● **SUPPLIED MATERIAL**

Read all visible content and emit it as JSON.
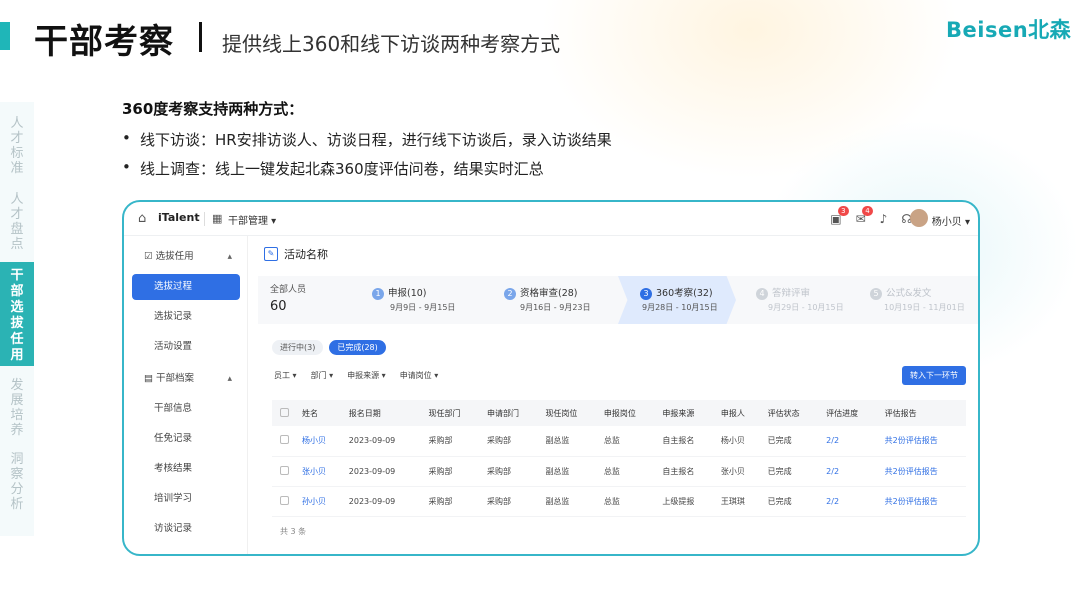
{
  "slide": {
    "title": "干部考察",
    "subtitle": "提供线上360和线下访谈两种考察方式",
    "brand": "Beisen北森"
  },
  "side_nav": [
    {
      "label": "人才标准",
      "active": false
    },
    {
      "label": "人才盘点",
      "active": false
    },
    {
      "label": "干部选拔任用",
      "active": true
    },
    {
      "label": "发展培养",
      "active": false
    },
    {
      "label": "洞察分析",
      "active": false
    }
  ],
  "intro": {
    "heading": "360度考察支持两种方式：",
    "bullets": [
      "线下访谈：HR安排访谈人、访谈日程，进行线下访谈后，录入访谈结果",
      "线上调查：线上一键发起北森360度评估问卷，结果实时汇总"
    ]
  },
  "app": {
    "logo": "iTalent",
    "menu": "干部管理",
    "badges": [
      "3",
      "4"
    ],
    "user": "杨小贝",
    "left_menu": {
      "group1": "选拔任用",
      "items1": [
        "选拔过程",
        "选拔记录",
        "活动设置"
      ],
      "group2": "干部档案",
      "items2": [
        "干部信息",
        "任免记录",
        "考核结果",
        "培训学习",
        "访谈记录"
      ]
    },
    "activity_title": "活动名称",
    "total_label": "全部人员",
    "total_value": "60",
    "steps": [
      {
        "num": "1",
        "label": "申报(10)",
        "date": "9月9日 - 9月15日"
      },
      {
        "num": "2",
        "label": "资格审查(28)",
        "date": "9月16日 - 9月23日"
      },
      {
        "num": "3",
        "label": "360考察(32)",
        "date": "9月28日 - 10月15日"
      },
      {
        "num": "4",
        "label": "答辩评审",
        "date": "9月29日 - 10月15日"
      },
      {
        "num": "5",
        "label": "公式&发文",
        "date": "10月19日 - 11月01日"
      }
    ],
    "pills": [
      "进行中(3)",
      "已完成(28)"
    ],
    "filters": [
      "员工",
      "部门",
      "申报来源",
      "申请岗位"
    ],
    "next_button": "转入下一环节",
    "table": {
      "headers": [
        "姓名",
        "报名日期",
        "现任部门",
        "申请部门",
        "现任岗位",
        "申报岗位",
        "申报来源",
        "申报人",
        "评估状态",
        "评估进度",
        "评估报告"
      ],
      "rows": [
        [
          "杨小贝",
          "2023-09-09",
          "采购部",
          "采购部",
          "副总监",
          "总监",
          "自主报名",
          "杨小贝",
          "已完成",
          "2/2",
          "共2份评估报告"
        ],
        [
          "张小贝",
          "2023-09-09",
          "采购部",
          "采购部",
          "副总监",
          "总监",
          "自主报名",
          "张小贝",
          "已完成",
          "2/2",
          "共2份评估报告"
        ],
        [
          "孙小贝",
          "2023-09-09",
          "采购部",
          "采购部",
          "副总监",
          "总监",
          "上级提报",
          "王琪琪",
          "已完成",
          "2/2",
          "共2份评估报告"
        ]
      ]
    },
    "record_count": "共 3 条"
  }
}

● **PROBLEM TO SOLVE**
Identify the lines in the entries that hold "date" and return each one.

● **RESULT OF THIS EXERCISE**
        "date": "9月9日 - 9月15日"
        "date": "9月16日 - 9月23日"
        "date": "9月28日 - 10月15日"
        "date": "9月29日 - 10月15日"
        "date": "10月19日 - 11月01日"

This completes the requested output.